Requirement: Sift the listing for lines that hold the string "Taiko" and pull them out.

Stored entries:
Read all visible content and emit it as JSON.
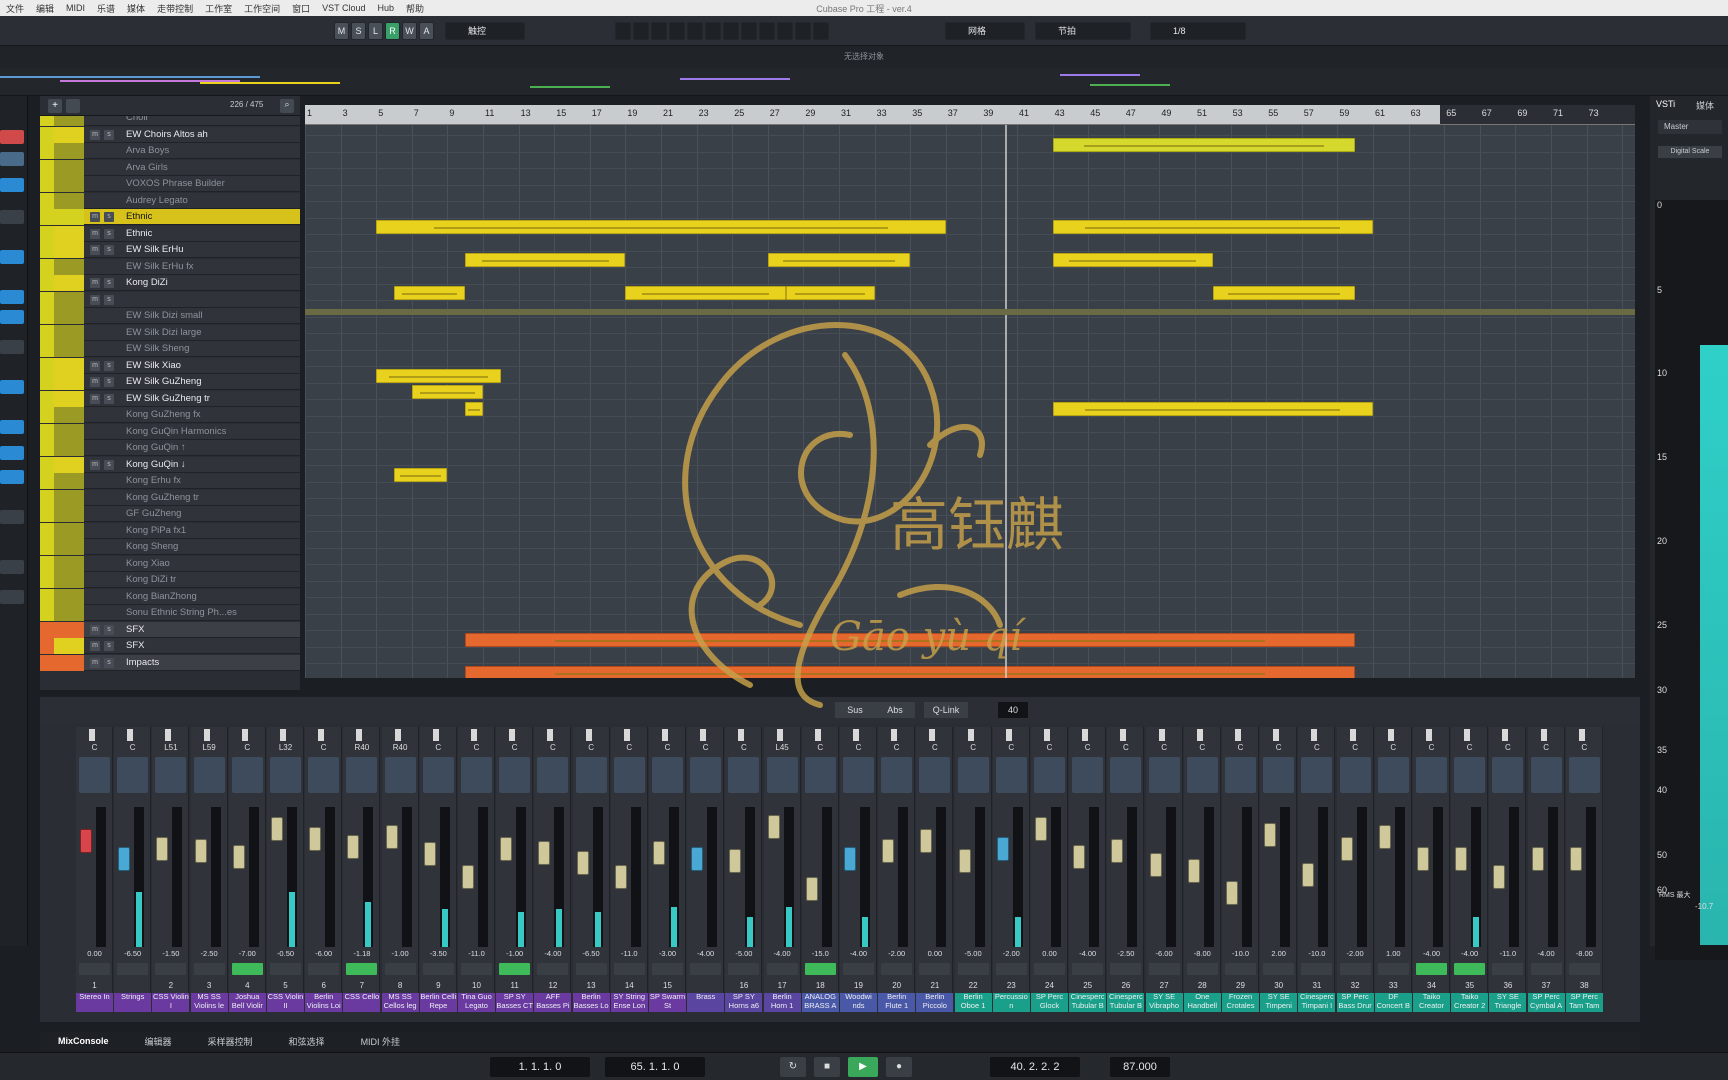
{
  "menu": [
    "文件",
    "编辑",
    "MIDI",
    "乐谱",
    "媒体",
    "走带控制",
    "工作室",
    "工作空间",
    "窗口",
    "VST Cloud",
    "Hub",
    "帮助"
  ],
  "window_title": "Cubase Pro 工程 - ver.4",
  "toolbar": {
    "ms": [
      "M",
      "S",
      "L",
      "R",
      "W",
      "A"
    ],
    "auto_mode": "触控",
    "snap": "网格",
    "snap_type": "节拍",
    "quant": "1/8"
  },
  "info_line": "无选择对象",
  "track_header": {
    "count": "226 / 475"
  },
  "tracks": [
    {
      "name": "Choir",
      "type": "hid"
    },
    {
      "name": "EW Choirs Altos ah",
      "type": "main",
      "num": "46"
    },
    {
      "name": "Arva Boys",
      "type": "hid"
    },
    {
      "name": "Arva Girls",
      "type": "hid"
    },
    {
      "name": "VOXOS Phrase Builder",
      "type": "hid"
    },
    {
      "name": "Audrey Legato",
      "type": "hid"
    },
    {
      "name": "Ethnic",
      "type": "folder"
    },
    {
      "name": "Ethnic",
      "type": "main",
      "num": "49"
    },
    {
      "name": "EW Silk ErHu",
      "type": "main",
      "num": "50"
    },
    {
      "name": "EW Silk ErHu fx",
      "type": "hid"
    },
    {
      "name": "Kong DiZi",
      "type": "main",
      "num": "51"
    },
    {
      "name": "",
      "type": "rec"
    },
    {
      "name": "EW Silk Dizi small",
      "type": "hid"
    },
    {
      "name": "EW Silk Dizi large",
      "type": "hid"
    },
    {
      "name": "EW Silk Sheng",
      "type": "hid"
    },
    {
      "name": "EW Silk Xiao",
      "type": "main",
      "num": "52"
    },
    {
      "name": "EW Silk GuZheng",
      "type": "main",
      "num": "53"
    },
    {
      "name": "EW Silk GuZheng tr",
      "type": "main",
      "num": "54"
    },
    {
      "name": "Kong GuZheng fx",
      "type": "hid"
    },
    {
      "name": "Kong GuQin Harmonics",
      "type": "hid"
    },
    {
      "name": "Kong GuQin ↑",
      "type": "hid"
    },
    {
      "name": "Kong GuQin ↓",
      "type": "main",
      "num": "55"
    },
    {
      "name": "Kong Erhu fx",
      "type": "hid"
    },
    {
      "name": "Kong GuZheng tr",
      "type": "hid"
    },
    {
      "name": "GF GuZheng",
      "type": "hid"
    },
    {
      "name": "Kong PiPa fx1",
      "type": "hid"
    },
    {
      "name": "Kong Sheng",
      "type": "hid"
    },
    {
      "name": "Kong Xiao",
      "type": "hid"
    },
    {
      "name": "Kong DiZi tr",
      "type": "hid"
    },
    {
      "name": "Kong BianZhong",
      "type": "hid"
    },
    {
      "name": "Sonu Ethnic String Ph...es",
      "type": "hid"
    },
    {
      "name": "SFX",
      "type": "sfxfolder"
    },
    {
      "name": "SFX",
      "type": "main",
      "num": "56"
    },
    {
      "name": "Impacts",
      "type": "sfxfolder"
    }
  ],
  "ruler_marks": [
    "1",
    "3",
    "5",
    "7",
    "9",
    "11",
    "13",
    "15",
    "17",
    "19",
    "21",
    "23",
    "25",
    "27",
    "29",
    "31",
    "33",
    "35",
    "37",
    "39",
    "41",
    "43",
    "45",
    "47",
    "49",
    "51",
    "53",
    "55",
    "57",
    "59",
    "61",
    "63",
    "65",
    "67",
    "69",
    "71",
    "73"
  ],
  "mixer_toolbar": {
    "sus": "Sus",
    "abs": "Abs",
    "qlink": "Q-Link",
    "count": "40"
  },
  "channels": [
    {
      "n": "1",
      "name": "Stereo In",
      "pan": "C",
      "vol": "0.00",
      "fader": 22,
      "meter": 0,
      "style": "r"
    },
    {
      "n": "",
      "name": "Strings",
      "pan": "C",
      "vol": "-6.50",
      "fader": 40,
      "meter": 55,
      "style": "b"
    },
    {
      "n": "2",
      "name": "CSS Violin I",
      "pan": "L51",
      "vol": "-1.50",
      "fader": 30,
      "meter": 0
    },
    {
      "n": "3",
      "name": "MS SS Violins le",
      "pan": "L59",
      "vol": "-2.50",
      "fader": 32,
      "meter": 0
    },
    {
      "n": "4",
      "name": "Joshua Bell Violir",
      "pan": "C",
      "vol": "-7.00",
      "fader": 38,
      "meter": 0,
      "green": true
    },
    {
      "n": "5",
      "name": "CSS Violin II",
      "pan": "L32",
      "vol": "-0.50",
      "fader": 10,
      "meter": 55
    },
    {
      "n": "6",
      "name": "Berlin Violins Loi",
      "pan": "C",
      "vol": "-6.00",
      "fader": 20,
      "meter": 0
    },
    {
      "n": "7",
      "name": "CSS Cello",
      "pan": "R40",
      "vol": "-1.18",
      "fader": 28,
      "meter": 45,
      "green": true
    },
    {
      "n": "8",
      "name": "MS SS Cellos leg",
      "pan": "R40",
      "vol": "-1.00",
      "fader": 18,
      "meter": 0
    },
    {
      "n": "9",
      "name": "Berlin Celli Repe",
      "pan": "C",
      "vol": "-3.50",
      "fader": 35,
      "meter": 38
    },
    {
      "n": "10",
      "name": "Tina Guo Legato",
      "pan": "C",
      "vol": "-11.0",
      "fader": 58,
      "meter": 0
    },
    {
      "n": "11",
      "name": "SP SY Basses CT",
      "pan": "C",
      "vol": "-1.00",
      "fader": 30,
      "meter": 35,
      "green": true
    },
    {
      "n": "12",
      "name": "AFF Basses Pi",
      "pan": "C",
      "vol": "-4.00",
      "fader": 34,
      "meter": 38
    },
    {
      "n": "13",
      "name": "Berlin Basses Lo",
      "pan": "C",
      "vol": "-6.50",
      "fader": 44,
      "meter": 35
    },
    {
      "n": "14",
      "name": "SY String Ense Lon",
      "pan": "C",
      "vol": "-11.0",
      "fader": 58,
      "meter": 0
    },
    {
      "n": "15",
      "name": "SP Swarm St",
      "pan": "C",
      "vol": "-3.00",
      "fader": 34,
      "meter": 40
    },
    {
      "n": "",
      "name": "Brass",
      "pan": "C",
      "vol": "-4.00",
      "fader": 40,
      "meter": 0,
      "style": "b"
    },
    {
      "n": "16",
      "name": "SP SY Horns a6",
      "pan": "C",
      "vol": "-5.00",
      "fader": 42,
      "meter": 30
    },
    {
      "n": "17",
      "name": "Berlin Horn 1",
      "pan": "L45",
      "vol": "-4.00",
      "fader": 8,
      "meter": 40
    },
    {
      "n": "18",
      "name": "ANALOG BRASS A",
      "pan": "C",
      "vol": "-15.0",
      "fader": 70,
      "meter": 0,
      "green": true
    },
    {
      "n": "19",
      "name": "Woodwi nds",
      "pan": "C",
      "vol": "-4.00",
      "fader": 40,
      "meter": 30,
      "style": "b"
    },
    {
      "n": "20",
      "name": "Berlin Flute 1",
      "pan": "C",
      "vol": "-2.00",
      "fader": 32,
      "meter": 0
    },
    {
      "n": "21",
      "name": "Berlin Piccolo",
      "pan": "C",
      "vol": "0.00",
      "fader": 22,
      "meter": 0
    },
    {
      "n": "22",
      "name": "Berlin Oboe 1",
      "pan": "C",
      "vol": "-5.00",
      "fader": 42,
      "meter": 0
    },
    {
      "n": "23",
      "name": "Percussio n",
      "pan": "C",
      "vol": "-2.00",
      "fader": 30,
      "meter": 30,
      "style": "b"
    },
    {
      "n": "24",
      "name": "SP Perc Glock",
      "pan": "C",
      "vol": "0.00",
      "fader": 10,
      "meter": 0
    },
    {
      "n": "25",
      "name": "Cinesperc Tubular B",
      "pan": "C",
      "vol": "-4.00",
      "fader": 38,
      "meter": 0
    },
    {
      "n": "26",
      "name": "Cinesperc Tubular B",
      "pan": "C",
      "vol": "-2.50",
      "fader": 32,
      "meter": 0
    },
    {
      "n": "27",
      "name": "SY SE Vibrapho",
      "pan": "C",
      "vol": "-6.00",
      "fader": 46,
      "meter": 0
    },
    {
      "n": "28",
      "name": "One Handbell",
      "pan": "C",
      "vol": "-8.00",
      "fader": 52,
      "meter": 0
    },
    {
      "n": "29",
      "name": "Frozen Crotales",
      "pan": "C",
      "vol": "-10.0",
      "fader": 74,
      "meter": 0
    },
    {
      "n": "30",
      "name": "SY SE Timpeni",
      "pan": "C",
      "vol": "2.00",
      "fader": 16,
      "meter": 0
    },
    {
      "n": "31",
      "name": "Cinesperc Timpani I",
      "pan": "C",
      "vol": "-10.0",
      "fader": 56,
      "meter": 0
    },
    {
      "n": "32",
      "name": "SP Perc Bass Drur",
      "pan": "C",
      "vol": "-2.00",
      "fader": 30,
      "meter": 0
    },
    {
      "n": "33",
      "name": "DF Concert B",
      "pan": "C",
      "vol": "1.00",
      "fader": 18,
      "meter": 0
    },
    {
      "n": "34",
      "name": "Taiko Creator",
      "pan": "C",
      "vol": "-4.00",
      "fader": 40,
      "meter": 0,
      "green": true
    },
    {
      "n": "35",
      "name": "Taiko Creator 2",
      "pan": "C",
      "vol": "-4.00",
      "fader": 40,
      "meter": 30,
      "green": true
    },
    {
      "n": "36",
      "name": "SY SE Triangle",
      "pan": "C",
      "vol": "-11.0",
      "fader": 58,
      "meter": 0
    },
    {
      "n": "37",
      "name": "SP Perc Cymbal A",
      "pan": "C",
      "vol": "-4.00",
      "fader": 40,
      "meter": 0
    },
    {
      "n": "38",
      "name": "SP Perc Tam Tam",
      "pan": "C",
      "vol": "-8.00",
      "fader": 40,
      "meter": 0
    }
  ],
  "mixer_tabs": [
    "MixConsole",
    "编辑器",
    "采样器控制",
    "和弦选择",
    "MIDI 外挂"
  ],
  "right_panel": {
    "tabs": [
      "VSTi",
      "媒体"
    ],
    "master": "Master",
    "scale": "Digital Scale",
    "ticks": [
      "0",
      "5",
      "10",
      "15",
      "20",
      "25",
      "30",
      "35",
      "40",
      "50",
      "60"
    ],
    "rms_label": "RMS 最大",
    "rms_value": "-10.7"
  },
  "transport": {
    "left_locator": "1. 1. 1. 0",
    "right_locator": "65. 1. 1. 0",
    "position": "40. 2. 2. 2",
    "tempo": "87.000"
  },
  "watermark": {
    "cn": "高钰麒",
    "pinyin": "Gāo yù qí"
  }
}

Expected answer:
      "name": "Taiko Creator",
      "name": "Taiko Creator 2",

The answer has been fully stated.